-- AVAILABLE RECORDS --

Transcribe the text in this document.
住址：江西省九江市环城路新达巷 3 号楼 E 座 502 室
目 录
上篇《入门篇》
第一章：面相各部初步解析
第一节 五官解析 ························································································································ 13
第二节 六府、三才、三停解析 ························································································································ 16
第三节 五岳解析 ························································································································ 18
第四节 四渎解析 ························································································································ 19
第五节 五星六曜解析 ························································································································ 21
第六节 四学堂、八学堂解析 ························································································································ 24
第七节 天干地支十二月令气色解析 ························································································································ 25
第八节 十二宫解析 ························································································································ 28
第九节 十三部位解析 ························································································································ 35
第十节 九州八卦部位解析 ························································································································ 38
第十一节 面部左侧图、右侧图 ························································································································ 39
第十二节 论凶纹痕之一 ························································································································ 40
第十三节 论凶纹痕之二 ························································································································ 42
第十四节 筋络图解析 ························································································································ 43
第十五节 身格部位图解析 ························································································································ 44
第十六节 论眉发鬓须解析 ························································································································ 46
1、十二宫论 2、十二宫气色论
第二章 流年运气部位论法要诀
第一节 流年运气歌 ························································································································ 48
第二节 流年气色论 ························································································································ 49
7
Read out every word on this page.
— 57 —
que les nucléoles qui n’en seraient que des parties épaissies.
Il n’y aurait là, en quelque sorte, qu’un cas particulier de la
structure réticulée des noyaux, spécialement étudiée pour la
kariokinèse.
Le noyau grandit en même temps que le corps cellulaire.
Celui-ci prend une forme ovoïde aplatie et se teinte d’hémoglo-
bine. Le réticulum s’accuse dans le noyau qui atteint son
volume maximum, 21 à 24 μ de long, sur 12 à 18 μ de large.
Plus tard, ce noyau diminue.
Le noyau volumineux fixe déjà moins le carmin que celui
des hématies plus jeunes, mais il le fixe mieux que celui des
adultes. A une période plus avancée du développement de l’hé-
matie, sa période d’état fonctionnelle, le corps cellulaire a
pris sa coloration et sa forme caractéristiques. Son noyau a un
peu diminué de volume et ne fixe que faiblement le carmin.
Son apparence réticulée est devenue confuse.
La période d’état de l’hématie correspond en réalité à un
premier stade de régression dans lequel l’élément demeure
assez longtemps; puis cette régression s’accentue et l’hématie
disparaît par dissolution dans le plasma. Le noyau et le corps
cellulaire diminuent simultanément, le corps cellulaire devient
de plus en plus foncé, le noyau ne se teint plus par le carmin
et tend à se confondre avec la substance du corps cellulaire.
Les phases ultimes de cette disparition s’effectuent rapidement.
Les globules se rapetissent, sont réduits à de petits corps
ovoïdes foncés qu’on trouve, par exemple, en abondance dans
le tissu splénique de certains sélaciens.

-- WRITTEN EXERCISE --
Pull every line containing the word "this" out of the material.

-- CORRECT RESULT --
Transcribe the text in this document.
Read out every word on this page.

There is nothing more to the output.